Aim of the task – Will you quote all of the entries, word for word?

Record extracts –

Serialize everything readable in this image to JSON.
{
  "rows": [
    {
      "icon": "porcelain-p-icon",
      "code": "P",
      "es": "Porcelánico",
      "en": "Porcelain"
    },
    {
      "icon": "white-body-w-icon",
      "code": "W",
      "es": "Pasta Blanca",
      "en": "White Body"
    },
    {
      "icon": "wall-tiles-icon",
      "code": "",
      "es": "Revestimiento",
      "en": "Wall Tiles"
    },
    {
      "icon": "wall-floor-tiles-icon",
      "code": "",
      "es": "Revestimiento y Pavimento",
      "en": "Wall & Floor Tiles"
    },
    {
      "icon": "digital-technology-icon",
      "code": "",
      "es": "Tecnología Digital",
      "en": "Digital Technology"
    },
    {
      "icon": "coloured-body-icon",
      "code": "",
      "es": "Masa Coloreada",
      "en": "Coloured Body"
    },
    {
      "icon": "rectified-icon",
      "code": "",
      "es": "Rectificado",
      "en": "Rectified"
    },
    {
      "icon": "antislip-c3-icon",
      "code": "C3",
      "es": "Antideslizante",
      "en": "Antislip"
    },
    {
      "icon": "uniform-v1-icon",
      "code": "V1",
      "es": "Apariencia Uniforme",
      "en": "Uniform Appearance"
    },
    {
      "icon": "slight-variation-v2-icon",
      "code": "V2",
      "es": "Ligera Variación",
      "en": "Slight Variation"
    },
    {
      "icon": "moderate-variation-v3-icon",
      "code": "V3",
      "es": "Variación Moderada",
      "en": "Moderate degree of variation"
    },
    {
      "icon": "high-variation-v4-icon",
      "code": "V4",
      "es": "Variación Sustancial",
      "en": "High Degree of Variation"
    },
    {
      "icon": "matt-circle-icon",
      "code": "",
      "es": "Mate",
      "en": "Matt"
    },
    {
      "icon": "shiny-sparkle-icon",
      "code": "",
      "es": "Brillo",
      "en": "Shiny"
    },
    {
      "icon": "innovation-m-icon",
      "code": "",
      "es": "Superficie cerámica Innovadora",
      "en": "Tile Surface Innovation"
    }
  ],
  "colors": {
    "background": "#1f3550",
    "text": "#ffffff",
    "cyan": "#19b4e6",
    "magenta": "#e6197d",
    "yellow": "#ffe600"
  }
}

Result for this exercise –
Serialize everything readable in this image to JSON.
{
  "rows": [
    {
      "icon": "porcelain-p-icon",
      "code": "P",
      "es": "Porcelánico",
      "en": "Porcelain"
    },
    {
      "icon": "white-body-w-icon",
      "code": "W",
      "es": "Pasta Blanca",
      "en": "White Body"
    },
    {
      "icon": "wall-tiles-icon",
      "code": "",
      "es": "Revestimiento",
      "en": "Wall Tiles"
    },
    {
      "icon": "wall-floor-tiles-icon",
      "code": "",
      "es": "Revestimiento y Pavimento",
      "en": "Wall & Floor Tiles"
    },
    {
      "icon": "digital-technology-icon",
      "code": "",
      "es": "Tecnología Digital",
      "en": "Digital Technology"
    },
    {
      "icon": "coloured-body-icon",
      "code": "",
      "es": "Masa Coloreada",
      "en": "Coloured Body"
    },
    {
      "icon": "rectified-icon",
      "code": "",
      "es": "Rectificado",
      "en": "Rectified"
    },
    {
      "icon": "antislip-c3-icon",
      "code": "C3",
      "es": "Antideslizante",
      "en": "Antislip"
    },
    {
      "icon": "uniform-v1-icon",
      "code": "V1",
      "es": "Apariencia Uniforme",
      "en": "Uniform Appearance"
    },
    {
      "icon": "slight-variation-v2-icon",
      "code": "V2",
      "es": "Ligera Variación",
      "en": "Slight Variation"
    },
    {
      "icon": "moderate-variation-v3-icon",
      "code": "V3",
      "es": "Variación Moderada",
      "en": "Moderate degree of variation"
    },
    {
      "icon": "high-variation-v4-icon",
      "code": "V4",
      "es": "Variación Sustancial",
      "en": "High Degree of Variation"
    },
    {
      "icon": "matt-circle-icon",
      "code": "",
      "es": "Mate",
      "en": "Matt"
    },
    {
      "icon": "shiny-sparkle-icon",
      "code": "",
      "es": "Brillo",
      "en": "Shiny"
    },
    {
      "icon": "innovation-m-icon",
      "code": "",
      "es": "Superficie cerámica Innovadora",
      "en": "Tile Surface Innovation"
    }
  ],
  "colors": {
    "background": "#1f3550",
    "text": "#ffffff",
    "cyan": "#19b4e6",
    "magenta": "#e6197d",
    "yellow": "#ffe600"
  }
}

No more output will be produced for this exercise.